YOUR GOAL:
Pick out each line below containing "изображений".
Begin RECORDS TO PROCESS
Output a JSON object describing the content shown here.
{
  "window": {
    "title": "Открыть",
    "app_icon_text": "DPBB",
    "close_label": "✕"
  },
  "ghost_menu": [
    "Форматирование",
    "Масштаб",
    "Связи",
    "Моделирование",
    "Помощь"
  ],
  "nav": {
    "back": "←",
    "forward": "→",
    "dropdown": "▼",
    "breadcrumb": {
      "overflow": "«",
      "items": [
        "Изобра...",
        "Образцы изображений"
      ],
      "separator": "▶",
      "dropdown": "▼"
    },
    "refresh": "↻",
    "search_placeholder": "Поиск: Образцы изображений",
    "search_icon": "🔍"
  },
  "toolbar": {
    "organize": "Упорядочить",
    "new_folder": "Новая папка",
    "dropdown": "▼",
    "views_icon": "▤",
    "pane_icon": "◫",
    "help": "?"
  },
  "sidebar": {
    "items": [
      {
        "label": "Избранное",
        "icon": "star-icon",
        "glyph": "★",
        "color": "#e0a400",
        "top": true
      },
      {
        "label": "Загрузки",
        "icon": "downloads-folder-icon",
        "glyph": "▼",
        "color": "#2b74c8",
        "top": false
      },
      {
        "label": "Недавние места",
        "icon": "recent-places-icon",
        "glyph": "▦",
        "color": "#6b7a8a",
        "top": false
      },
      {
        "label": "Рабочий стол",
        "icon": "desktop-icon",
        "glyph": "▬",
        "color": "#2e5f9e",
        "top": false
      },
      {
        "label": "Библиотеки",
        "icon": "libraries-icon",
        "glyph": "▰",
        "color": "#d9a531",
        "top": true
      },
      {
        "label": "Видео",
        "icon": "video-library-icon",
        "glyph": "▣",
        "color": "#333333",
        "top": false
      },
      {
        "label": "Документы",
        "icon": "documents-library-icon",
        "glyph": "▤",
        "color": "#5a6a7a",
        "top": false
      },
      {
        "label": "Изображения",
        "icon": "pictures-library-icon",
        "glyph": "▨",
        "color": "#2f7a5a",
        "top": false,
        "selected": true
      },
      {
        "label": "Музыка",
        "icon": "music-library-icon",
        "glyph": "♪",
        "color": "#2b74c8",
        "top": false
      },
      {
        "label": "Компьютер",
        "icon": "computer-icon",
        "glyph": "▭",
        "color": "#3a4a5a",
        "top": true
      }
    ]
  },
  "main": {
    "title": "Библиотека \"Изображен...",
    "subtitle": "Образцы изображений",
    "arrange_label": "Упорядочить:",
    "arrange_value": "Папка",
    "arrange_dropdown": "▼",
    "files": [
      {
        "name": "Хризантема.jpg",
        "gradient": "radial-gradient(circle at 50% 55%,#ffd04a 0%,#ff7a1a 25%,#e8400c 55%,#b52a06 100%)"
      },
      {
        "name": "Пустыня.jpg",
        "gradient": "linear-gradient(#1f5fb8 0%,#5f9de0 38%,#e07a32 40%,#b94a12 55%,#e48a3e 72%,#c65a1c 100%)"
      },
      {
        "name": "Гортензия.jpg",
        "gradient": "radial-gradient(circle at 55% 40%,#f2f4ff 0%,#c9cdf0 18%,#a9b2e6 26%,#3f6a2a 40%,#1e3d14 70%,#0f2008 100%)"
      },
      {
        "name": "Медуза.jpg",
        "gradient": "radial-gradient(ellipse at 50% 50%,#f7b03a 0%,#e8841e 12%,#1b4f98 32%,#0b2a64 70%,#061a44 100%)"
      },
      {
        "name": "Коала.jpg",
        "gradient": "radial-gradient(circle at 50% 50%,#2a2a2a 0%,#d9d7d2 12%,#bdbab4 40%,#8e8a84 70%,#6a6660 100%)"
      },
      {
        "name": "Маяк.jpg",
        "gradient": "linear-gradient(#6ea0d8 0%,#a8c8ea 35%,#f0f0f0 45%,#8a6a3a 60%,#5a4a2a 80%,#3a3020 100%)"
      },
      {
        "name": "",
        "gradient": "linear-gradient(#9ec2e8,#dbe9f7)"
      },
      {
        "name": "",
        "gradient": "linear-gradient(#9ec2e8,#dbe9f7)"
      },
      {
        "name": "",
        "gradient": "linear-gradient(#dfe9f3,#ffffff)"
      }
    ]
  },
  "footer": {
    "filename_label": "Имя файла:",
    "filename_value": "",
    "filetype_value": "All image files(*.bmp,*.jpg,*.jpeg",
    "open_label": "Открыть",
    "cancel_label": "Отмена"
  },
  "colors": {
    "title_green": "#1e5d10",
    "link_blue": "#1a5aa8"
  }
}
End RECORDS TO PROCESS
WRITTEN SOLUTION:
        "Образцы изображений"
    "search_placeholder": "Поиск: Образцы изображений",
    "subtitle": "Образцы изображений",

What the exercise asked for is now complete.